▶ _Task requirements_
Omit all images. Transcribe the rest of the material below exactly.

## Begin Material

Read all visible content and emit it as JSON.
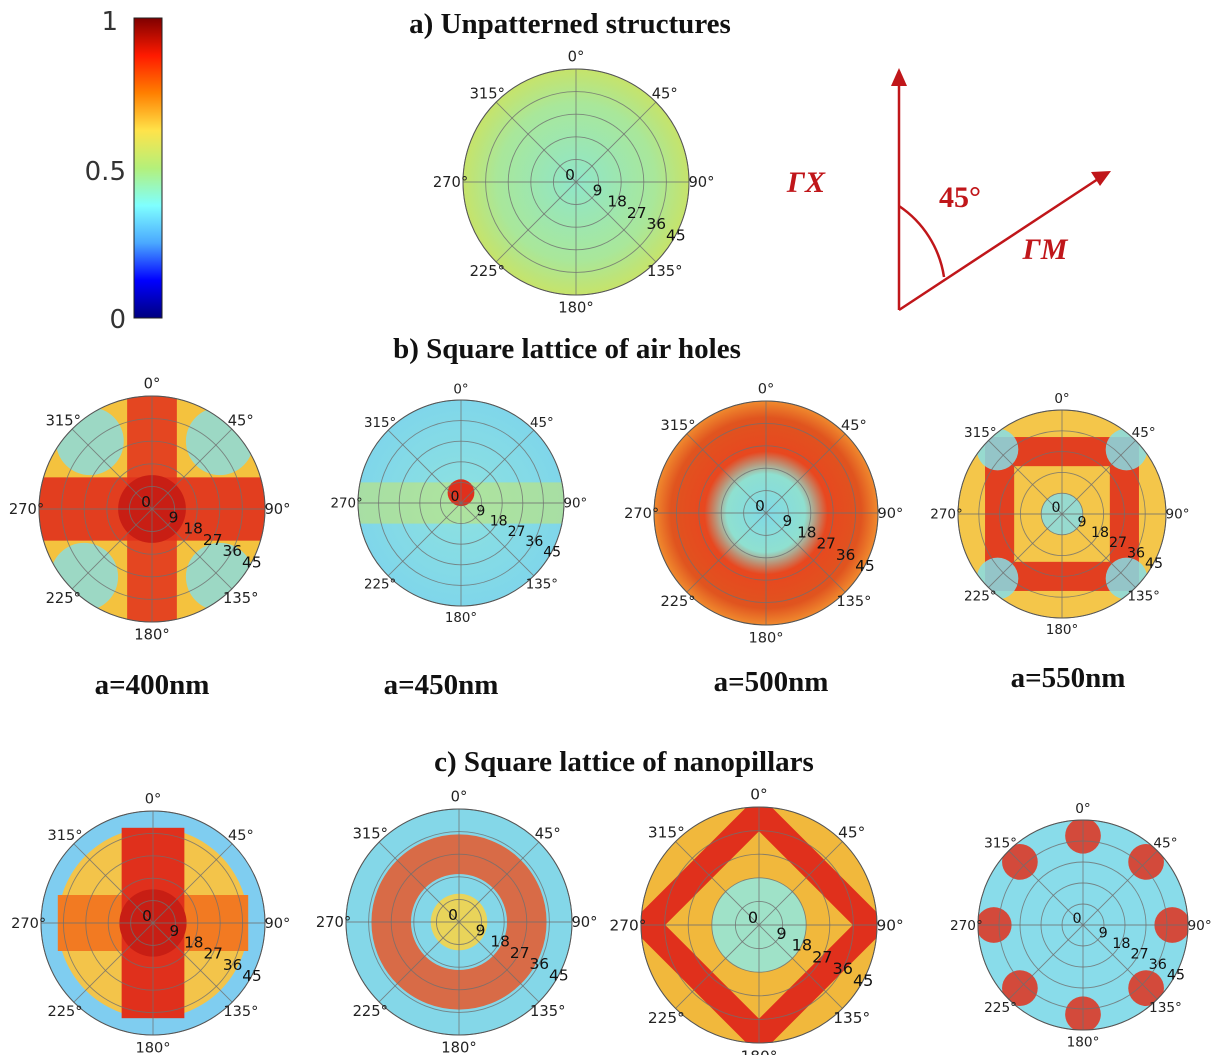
{
  "section_titles": {
    "a": "a) Unpatterned structures",
    "b": "b) Square lattice of air holes",
    "c": "c) Square lattice of nanopillars"
  },
  "colorbar": {
    "tick_labels": [
      "1",
      "0.5",
      "0"
    ],
    "colormap": [
      "#00007f",
      "#0000ff",
      "#4aa8ff",
      "#7fffff",
      "#b4f07a",
      "#ffe34a",
      "#ff7f00",
      "#ff1a00",
      "#7f0000"
    ]
  },
  "polar_axes": {
    "angle_labels": [
      "0°",
      "45°",
      "90°",
      "135°",
      "180°",
      "225°",
      "270°",
      "315°"
    ],
    "radial_labels": [
      "0",
      "9",
      "18",
      "27",
      "36",
      "45"
    ]
  },
  "lattice_labels": [
    "a=400nm",
    "a=450nm",
    "a=500nm",
    "a=550nm"
  ],
  "direction_diagram": {
    "gamma_x": "ΓX",
    "gamma_m": "ΓM",
    "angle": "45°",
    "color": "#c0161a"
  },
  "plot_fill_levels": {
    "unpatterned": "uniform ~0.55",
    "b_400": "red cross band",
    "b_450": "mostly cyan, small red center",
    "b_500": "red ring",
    "b_550": "red square frame",
    "c_400": "red cross / diamond",
    "c_450": "speckled red ring",
    "c_500": "red diamond",
    "c_550": "red spots at edge"
  }
}
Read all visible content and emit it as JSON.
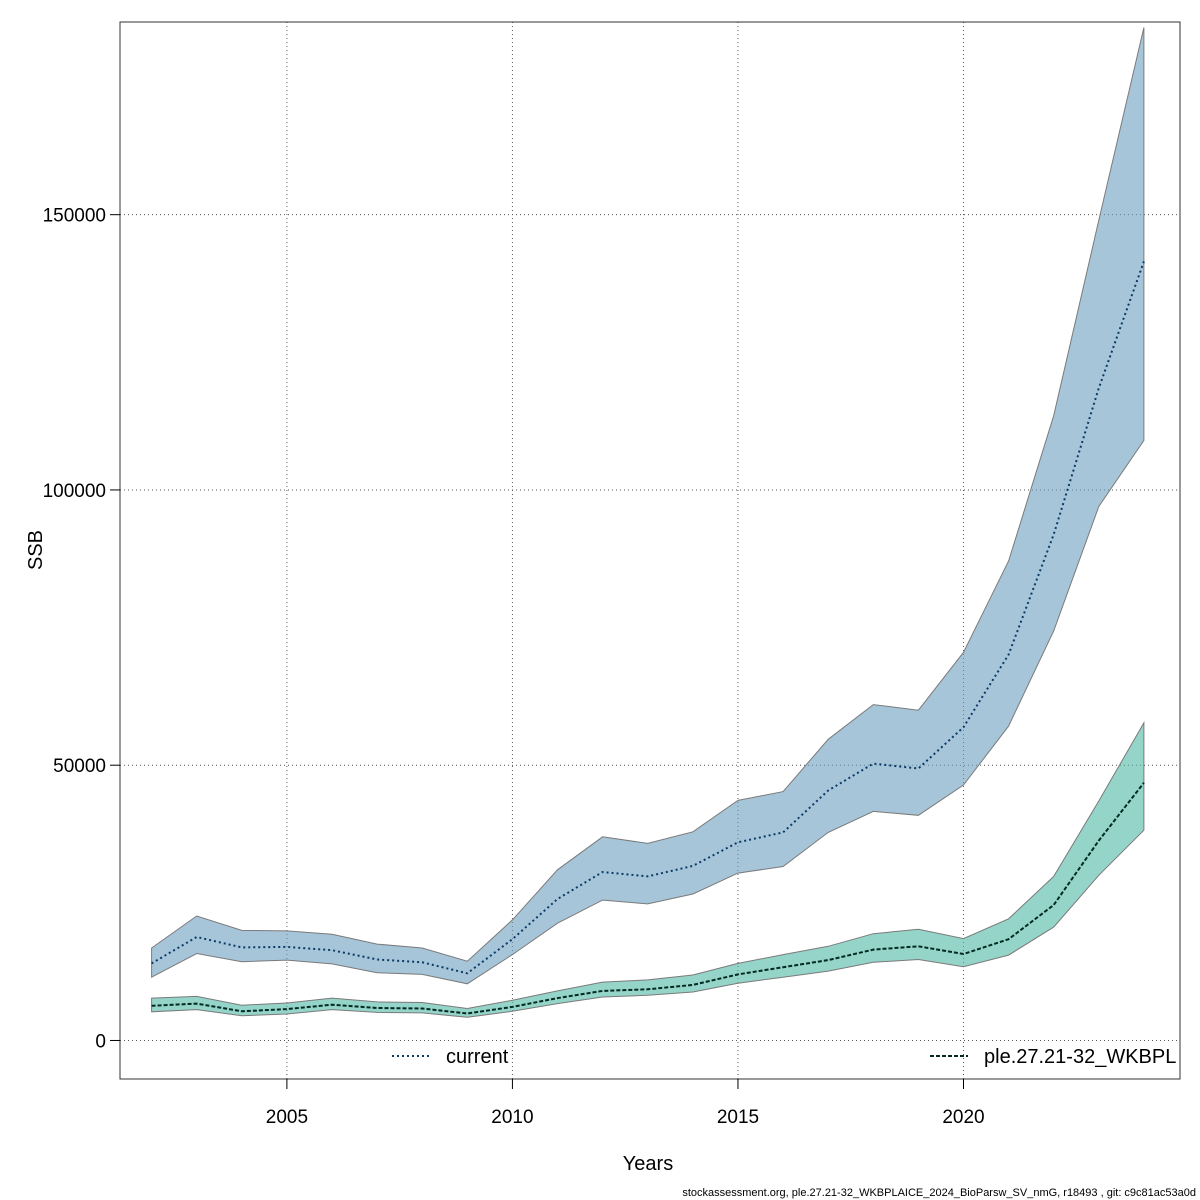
{
  "chart_data": {
    "type": "line",
    "xlabel": "Years",
    "ylabel": "SSB",
    "xlim": [
      2001.3,
      2024.8
    ],
    "ylim": [
      -7000,
      185000
    ],
    "x_ticks": [
      2005,
      2010,
      2015,
      2020
    ],
    "y_ticks": [
      0,
      50000,
      100000,
      150000
    ],
    "grid": true,
    "legend_placement": "bottom",
    "x": [
      2002,
      2003,
      2004,
      2005,
      2006,
      2007,
      2008,
      2009,
      2010,
      2011,
      2012,
      2013,
      2014,
      2015,
      2016,
      2017,
      2018,
      2019,
      2020,
      2021,
      2022,
      2023,
      2024
    ],
    "series": [
      {
        "name": "current",
        "line_color": "#0a3a66",
        "fill_color": "#6b9fbf",
        "line_style": "dotted",
        "values": [
          14000,
          18800,
          16900,
          17000,
          16400,
          14700,
          14200,
          12200,
          18400,
          25700,
          30600,
          29800,
          31700,
          36000,
          37800,
          45400,
          50300,
          49400,
          56900,
          70100,
          91900,
          118500,
          141500
        ],
        "lower": [
          11500,
          15800,
          14300,
          14600,
          13900,
          12300,
          12000,
          10300,
          15600,
          21300,
          25500,
          24800,
          26600,
          30400,
          31600,
          37800,
          41600,
          40900,
          46400,
          57100,
          74400,
          97000,
          109000
        ],
        "upper": [
          16800,
          22600,
          20000,
          19900,
          19300,
          17500,
          16800,
          14400,
          21900,
          31000,
          37000,
          35800,
          37900,
          43600,
          45200,
          54700,
          61000,
          60000,
          70500,
          87100,
          113500,
          149000,
          184000
        ]
      },
      {
        "name": "ple.27.21-32_WKBPL",
        "line_color": "#002a22",
        "fill_color": "#4fb8a4",
        "line_style": "dashed",
        "values": [
          6300,
          6700,
          5300,
          5700,
          6500,
          5900,
          5800,
          4900,
          6100,
          7700,
          9000,
          9300,
          10100,
          12000,
          13300,
          14600,
          16500,
          17100,
          15700,
          18400,
          24600,
          36300,
          46800
        ],
        "lower": [
          5200,
          5600,
          4500,
          4800,
          5600,
          5100,
          5000,
          4200,
          5300,
          6700,
          7900,
          8200,
          8800,
          10400,
          11500,
          12600,
          14200,
          14700,
          13400,
          15500,
          20600,
          30000,
          38200
        ],
        "upper": [
          7700,
          8000,
          6400,
          6800,
          7700,
          7000,
          6900,
          5800,
          7300,
          9000,
          10600,
          11000,
          11900,
          14000,
          15600,
          17100,
          19400,
          20200,
          18500,
          22100,
          29800,
          43500,
          57700
        ]
      }
    ]
  },
  "footer_text": "stockassessment.org, ple.27.21-32_WKBPLAICE_2024_BioParsw_SV_nmG, r18493 , git: c9c81ac53a0d"
}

## End Material

▶ _The solution_
Read all visible content and emit it as JSON.
{
  "section_titles": {
    "a": "a) Unpatterned structures",
    "b": "b) Square lattice of air holes",
    "c": "c) Square lattice of nanopillars"
  },
  "colorbar": {
    "tick_labels": [
      "1",
      "0.5",
      "0"
    ],
    "colormap": [
      "#00007f",
      "#0000ff",
      "#4aa8ff",
      "#7fffff",
      "#b4f07a",
      "#ffe34a",
      "#ff7f00",
      "#ff1a00",
      "#7f0000"
    ]
  },
  "polar_axes": {
    "angle_labels": [
      "0°",
      "45°",
      "90°",
      "135°",
      "180°",
      "225°",
      "270°",
      "315°"
    ],
    "radial_labels": [
      "0",
      "9",
      "18",
      "27",
      "36",
      "45"
    ]
  },
  "lattice_labels": [
    "a=400nm",
    "a=450nm",
    "a=500nm",
    "a=550nm"
  ],
  "direction_diagram": {
    "gamma_x": "ΓX",
    "gamma_m": "ΓM",
    "angle": "45°",
    "color": "#c0161a"
  },
  "plot_fill_levels": {
    "unpatterned": "uniform ~0.55",
    "b_400": "red cross band",
    "b_450": "mostly cyan, small red center",
    "b_500": "red ring",
    "b_550": "red square frame",
    "c_400": "red cross / diamond",
    "c_450": "speckled red ring",
    "c_500": "red diamond",
    "c_550": "red spots at edge"
  }
}
Read all visible content and emit it as JSON.
{
  "chart_data": {
    "type": "line",
    "xlabel": "Years",
    "ylabel": "SSB",
    "xlim": [
      2001.3,
      2024.8
    ],
    "ylim": [
      -7000,
      185000
    ],
    "x_ticks": [
      2005,
      2010,
      2015,
      2020
    ],
    "y_ticks": [
      0,
      50000,
      100000,
      150000
    ],
    "grid": true,
    "legend_placement": "bottom",
    "x": [
      2002,
      2003,
      2004,
      2005,
      2006,
      2007,
      2008,
      2009,
      2010,
      2011,
      2012,
      2013,
      2014,
      2015,
      2016,
      2017,
      2018,
      2019,
      2020,
      2021,
      2022,
      2023,
      2024
    ],
    "series": [
      {
        "name": "current",
        "line_color": "#0a3a66",
        "fill_color": "#6b9fbf",
        "line_style": "dotted",
        "values": [
          14000,
          18800,
          16900,
          17000,
          16400,
          14700,
          14200,
          12200,
          18400,
          25700,
          30600,
          29800,
          31700,
          36000,
          37800,
          45400,
          50300,
          49400,
          56900,
          70100,
          91900,
          118500,
          141500
        ],
        "lower": [
          11500,
          15800,
          14300,
          14600,
          13900,
          12300,
          12000,
          10300,
          15600,
          21300,
          25500,
          24800,
          26600,
          30400,
          31600,
          37800,
          41600,
          40900,
          46400,
          57100,
          74400,
          97000,
          109000
        ],
        "upper": [
          16800,
          22600,
          20000,
          19900,
          19300,
          17500,
          16800,
          14400,
          21900,
          31000,
          37000,
          35800,
          37900,
          43600,
          45200,
          54700,
          61000,
          60000,
          70500,
          87100,
          113500,
          149000,
          184000
        ]
      },
      {
        "name": "ple.27.21-32_WKBPL",
        "line_color": "#002a22",
        "fill_color": "#4fb8a4",
        "line_style": "dashed",
        "values": [
          6300,
          6700,
          5300,
          5700,
          6500,
          5900,
          5800,
          4900,
          6100,
          7700,
          9000,
          9300,
          10100,
          12000,
          13300,
          14600,
          16500,
          17100,
          15700,
          18400,
          24600,
          36300,
          46800
        ],
        "lower": [
          5200,
          5600,
          4500,
          4800,
          5600,
          5100,
          5000,
          4200,
          5300,
          6700,
          7900,
          8200,
          8800,
          10400,
          11500,
          12600,
          14200,
          14700,
          13400,
          15500,
          20600,
          30000,
          38200
        ],
        "upper": [
          7700,
          8000,
          6400,
          6800,
          7700,
          7000,
          6900,
          5800,
          7300,
          9000,
          10600,
          11000,
          11900,
          14000,
          15600,
          17100,
          19400,
          20200,
          18500,
          22100,
          29800,
          43500,
          57700
        ]
      }
    ]
  },
  "footer_text": "stockassessment.org, ple.27.21-32_WKBPLAICE_2024_BioParsw_SV_nmG, r18493 , git: c9c81ac53a0d"
}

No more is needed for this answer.